— start Information provided —
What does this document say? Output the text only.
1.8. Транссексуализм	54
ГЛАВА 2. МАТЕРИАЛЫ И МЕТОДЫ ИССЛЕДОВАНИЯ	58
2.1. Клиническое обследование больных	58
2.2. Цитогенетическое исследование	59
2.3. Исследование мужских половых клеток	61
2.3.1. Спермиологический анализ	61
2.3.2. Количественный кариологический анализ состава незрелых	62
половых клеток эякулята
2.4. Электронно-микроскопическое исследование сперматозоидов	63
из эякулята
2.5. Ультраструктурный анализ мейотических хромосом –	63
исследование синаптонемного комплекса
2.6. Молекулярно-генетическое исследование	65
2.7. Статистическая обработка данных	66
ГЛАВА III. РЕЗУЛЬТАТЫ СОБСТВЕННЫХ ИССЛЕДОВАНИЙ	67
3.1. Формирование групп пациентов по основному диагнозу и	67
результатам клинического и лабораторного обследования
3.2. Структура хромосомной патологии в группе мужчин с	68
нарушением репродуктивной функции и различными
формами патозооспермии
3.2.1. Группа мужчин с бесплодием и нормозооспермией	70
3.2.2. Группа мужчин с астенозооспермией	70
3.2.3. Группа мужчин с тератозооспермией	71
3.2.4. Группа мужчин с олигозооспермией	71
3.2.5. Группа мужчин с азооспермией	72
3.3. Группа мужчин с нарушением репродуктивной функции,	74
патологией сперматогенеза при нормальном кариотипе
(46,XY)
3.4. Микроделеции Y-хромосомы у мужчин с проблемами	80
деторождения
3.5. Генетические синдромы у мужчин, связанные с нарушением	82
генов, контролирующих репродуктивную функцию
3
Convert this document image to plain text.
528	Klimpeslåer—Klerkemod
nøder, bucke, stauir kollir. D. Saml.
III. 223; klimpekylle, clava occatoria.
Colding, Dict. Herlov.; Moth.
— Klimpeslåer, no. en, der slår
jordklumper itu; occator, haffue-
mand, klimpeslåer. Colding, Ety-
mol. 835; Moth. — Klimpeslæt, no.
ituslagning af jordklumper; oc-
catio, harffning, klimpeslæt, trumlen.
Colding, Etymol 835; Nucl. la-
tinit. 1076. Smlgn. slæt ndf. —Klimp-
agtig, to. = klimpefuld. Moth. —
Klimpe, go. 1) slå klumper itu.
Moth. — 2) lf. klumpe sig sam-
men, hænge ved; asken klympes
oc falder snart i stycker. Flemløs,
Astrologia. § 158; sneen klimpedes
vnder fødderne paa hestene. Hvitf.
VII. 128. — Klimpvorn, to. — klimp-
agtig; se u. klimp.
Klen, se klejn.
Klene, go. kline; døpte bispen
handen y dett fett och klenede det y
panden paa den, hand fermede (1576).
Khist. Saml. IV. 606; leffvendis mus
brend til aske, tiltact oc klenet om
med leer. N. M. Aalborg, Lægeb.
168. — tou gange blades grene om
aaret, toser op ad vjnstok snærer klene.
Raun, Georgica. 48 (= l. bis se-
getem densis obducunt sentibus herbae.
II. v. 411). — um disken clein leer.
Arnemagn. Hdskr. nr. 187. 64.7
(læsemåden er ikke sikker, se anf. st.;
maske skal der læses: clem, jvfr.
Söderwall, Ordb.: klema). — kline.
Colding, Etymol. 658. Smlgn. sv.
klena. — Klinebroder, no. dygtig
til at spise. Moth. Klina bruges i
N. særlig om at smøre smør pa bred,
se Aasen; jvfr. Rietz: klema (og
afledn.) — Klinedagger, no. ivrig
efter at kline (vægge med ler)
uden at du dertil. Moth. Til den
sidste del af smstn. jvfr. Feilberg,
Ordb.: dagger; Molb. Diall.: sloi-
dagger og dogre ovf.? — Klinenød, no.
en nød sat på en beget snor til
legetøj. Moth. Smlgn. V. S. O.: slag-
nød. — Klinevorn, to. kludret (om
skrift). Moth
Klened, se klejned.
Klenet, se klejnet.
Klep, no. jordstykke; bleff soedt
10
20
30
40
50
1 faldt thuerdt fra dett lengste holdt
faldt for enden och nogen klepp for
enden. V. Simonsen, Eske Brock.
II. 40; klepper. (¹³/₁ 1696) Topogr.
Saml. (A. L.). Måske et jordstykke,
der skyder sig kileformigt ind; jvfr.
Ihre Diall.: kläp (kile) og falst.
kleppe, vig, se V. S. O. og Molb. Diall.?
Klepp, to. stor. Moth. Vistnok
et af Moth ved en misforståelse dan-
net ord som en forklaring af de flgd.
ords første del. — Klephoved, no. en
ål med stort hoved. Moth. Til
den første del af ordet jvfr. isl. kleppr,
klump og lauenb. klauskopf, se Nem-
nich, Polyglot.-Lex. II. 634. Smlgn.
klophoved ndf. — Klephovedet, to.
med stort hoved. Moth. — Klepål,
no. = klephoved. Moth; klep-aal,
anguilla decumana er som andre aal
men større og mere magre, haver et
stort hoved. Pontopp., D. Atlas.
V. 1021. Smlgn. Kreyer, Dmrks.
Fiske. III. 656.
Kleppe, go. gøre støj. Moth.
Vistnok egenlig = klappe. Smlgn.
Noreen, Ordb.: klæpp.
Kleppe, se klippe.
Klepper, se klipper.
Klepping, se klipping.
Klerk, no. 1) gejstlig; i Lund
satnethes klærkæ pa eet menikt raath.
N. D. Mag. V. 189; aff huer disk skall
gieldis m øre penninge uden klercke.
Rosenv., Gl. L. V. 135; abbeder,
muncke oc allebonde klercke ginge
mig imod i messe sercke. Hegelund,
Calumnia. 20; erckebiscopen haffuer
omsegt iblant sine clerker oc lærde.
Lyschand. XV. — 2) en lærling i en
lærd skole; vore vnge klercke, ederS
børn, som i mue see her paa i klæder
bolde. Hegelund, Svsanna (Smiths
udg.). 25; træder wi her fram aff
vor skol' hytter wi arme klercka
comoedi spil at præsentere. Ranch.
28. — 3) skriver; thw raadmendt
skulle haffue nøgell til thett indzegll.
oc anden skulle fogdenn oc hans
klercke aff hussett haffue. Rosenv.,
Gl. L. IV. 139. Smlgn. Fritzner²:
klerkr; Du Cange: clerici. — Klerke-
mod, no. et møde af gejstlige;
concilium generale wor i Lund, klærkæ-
— end Information provided —
Locate the word "Rosenv" in the data above. Copy every line carrying it.

Complete response:
Rosenv., Gl. L. V. 135; abbeder,
klercke aff hussett haffue. Rosenv.,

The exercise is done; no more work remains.